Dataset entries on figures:
■ ■ ■ ■ ■
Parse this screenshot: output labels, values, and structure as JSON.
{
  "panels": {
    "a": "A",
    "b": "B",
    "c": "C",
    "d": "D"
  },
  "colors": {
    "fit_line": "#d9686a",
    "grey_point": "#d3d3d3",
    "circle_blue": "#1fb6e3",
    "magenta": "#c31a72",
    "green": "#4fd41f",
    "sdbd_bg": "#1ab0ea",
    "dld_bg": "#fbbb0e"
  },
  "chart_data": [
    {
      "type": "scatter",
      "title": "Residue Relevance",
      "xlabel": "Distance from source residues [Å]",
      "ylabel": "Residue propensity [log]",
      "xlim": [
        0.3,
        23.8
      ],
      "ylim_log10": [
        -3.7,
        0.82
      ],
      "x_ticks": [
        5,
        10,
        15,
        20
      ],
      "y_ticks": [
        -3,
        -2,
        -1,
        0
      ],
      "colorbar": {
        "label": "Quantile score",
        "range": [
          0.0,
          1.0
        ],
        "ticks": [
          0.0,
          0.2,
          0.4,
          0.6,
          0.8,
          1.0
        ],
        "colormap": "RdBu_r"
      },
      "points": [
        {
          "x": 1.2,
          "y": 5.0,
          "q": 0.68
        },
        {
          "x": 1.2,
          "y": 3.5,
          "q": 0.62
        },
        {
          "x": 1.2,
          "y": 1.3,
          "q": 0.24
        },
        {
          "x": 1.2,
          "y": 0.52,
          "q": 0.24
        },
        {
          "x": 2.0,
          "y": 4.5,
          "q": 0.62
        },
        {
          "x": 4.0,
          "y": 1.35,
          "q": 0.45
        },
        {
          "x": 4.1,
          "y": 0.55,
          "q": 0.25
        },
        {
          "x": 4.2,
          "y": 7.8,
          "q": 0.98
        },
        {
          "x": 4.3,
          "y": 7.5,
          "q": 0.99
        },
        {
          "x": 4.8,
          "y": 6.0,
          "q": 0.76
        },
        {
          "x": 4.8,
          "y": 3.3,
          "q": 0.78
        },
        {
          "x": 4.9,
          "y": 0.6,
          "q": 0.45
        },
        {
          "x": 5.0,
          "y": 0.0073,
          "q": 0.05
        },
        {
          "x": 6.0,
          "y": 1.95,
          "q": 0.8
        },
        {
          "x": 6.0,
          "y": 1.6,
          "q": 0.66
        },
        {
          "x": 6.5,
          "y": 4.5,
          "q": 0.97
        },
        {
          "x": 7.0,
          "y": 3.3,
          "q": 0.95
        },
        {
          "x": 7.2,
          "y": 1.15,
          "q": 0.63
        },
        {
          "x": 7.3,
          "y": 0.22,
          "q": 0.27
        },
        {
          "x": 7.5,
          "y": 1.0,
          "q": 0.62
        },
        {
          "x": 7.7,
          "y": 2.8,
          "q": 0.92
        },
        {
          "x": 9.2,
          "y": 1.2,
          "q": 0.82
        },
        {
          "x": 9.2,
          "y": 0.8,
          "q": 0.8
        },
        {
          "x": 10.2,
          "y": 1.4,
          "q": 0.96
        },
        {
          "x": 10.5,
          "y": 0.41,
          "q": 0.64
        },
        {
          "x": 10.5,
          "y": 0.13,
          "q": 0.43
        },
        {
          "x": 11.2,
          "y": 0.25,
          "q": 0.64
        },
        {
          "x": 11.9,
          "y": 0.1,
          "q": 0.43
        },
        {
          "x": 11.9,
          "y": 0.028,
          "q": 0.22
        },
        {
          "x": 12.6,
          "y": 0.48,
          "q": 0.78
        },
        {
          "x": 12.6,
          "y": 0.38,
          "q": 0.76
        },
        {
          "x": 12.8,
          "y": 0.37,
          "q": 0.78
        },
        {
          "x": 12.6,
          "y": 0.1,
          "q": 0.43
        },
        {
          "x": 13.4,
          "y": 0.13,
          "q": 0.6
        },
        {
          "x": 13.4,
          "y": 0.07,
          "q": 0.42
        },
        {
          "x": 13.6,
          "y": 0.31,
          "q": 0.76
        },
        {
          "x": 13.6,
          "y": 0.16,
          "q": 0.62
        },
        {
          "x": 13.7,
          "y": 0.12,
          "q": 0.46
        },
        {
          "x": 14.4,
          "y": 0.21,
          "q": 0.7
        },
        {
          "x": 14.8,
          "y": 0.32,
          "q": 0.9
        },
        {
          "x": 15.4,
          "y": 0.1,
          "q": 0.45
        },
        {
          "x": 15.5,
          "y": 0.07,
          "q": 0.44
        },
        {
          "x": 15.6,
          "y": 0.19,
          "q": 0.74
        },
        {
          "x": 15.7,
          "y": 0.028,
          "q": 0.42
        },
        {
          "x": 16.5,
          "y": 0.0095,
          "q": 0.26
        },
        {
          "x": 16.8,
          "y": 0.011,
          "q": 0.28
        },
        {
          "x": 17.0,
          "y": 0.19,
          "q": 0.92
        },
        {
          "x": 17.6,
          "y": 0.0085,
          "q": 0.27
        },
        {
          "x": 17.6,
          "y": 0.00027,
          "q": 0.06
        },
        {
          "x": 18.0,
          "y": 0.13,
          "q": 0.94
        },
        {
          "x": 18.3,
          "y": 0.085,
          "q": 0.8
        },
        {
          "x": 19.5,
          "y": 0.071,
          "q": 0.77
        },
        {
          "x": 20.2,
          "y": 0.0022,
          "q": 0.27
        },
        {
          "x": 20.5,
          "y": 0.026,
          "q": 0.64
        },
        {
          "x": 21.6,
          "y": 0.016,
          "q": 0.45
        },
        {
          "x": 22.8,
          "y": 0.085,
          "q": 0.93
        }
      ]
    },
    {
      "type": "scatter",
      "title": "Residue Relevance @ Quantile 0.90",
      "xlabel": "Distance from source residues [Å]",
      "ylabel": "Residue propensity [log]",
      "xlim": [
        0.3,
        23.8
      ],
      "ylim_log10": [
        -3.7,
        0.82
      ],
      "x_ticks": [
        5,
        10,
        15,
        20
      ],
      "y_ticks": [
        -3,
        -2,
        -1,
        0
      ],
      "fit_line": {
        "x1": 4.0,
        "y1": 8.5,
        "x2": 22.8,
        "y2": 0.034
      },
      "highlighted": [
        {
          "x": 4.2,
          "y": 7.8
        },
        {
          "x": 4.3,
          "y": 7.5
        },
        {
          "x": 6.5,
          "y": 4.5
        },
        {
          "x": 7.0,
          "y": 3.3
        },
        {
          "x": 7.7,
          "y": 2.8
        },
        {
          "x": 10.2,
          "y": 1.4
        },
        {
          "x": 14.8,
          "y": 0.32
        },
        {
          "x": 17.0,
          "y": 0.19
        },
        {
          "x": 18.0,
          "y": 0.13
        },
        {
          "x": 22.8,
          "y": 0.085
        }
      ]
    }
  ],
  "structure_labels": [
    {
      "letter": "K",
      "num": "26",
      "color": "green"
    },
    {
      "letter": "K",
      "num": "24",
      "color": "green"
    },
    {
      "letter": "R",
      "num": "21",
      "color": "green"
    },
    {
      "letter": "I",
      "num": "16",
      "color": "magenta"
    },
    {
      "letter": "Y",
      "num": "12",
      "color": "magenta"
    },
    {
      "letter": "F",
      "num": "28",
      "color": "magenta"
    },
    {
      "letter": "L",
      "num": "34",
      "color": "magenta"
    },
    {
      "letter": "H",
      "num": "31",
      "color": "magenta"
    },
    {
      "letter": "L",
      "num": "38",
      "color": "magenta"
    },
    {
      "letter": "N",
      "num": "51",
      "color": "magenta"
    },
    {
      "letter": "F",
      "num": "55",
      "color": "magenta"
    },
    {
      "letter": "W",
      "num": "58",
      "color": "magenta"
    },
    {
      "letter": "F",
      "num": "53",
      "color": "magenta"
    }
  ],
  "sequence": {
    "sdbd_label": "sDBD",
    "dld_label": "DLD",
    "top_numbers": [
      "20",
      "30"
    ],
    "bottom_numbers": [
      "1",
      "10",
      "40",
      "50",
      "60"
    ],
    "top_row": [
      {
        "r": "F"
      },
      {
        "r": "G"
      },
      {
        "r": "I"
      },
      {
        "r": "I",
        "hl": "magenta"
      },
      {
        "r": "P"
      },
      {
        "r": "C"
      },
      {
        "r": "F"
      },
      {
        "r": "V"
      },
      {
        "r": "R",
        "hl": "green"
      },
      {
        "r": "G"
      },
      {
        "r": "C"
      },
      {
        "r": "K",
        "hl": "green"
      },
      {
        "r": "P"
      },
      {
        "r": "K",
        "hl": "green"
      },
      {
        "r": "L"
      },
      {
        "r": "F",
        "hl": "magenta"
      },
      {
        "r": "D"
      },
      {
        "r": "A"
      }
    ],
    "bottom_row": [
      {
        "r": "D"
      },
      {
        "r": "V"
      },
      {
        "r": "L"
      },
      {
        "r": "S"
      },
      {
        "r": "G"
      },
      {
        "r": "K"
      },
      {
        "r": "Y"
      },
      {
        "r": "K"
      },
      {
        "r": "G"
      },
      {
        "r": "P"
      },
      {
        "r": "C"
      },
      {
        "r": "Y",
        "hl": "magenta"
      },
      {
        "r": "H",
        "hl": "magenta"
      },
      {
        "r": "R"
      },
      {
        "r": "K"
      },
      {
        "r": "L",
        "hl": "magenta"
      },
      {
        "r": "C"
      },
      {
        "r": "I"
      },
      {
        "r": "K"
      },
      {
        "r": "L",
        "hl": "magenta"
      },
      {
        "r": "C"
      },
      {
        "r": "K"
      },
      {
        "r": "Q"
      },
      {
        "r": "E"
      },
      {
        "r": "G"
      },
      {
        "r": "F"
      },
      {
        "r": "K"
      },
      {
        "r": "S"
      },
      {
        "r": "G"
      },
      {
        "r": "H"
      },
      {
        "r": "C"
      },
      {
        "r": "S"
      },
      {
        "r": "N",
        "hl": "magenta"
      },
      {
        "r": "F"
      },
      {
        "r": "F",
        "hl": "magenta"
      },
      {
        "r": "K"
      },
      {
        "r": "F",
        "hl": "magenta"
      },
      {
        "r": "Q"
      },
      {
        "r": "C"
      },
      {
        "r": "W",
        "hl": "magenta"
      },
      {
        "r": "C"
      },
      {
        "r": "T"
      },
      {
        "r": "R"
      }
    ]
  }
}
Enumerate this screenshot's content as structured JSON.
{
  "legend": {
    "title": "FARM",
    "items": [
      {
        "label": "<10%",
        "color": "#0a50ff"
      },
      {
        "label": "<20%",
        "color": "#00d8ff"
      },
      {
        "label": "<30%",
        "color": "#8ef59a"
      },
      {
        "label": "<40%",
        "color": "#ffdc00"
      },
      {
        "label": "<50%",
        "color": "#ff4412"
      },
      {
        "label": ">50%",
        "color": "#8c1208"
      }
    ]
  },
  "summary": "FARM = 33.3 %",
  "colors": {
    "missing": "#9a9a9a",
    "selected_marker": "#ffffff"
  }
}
■ ■ ■ ■ ■
Work to be completed ->
Using the records above, say how many lines include the string "Quantile". Only the number is wanted.

Reply ->
2